Written task A:
Answer these questions using the Death Valley trip account:
(i) What vehicle did the writer drive on the trip?
(ii) What years does the account give for the ghost town of Ballarat?
(iii) What is the structure in Ballarat that the account puts in quotation marks?
Written task B:
Print the Death Valley trip account from "This is about" to "interesting little stop.", word for word.

Sunday, March 6, 2022

Death Valley February 2022

This is about our trip to Death Valley National Park 17-20 February 2022, a 4-day-3-night adventure to explore some new areas including Pleasant Canyon, the Chloride Cliffs, Titus Canyon, and the Racetrack.  Many sections of the trip were on rough 4x4 roads.  I was in my 4Runner, and my friend Vince was in a Tacoma.

DAY ONE

We approached the park by coming in through Ridgecrest, Searles Valley, and the Panamint Valley.  The ghost town of Ballarat (1897-1917) is the last stop before heading into the canyons.  There are a few structures around that are still standing. 

Actually, there is at least one permanent resident in Ballarat, and perhaps one or two more.  This is the "Trading Post" in Ballarat.  Not really much there to trade, but quite an interesting little stop.

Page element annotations
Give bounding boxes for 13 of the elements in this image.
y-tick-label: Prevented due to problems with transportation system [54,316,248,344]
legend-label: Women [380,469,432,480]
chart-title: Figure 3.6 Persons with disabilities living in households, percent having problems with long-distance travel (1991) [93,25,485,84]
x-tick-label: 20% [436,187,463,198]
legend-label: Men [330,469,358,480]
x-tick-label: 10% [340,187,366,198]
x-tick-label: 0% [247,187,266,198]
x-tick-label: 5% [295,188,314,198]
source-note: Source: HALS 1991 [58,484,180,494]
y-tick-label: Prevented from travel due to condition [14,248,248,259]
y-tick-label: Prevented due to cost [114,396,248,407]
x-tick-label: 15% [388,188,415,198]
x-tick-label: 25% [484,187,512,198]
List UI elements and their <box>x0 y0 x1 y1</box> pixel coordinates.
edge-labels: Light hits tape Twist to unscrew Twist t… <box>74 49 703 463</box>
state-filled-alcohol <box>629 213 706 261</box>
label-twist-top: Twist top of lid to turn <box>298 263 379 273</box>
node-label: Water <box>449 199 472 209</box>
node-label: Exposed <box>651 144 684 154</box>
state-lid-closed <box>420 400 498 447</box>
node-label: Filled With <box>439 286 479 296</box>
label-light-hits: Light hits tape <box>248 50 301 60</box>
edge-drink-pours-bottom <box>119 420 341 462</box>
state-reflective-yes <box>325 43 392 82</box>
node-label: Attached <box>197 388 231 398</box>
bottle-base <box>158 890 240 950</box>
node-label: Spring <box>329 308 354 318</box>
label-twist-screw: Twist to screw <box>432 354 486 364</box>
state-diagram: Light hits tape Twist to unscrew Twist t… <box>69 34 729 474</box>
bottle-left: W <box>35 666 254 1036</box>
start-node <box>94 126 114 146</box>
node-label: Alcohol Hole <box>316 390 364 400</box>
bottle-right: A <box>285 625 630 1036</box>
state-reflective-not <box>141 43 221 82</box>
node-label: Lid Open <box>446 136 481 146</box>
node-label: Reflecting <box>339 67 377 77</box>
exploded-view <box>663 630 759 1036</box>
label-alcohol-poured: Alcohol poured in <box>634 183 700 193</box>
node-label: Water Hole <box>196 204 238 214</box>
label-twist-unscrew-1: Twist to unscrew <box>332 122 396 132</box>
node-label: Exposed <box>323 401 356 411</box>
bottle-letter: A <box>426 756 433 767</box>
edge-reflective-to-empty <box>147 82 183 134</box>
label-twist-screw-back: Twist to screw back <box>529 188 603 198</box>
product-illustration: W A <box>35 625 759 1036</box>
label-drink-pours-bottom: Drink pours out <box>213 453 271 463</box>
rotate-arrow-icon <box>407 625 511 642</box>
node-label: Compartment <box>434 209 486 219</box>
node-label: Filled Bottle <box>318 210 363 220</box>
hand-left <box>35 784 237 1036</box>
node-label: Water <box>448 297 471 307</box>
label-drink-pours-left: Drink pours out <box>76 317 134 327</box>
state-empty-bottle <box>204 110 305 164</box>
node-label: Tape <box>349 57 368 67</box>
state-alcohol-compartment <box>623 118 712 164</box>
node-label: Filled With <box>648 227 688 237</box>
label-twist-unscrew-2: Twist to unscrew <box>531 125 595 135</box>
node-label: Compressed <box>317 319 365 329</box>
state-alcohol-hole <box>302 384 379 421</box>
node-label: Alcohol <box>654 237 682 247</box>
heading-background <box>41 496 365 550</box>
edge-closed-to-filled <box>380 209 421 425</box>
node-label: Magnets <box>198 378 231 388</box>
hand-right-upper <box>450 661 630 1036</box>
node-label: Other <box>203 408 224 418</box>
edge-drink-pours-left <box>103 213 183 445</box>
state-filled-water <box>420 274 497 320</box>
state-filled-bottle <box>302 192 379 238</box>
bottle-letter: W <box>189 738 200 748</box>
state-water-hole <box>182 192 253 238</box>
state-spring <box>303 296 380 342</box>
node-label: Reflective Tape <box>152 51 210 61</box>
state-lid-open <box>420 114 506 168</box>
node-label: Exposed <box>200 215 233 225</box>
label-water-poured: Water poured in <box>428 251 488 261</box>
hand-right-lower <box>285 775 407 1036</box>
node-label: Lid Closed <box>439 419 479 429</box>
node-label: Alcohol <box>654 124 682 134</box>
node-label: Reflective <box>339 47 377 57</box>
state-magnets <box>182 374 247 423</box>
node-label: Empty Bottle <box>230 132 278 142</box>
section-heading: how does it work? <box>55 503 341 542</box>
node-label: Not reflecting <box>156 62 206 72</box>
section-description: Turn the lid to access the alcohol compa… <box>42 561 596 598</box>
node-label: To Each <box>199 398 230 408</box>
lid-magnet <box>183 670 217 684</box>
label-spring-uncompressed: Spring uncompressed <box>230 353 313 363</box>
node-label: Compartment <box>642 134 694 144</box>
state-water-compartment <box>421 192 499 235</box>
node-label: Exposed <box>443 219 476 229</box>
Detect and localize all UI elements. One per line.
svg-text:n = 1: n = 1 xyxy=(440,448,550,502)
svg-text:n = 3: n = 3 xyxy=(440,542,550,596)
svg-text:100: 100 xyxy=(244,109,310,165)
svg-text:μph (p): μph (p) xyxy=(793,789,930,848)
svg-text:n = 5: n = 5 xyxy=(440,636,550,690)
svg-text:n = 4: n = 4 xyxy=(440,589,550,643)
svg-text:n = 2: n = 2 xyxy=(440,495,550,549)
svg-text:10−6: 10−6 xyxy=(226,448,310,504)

Correct result A:
(i) A 4Runner.
(ii) 1897-1917.
(iii) The "Trading Post."

Correct result B:
This is about our trip to Death Valley National Park 17-20 February 2022, a 4-day-3-night adventure to explore some new areas including Pleasant Canyon, the Chloride Cliffs, Titus Canyon, and the Racetrack.  Many sections of the trip were on rough 4x4 roads.  I was in my 4Runner, and my friend Vince was in a Tacoma.

DAY ONE

We approached the park by coming in through Ridgecrest, Searles Valley, and the Panamint Valley.  The ghost town of Ballarat (1897-1917) is the last stop before heading into the canyons.  There are a few structures around that are still standing. 

Actually, there is at least one permanent resident in Ballarat, and perhaps one or two more.  This is the "Trading Post" in Ballarat.  Not really much there to trade, but quite an interesting little stop.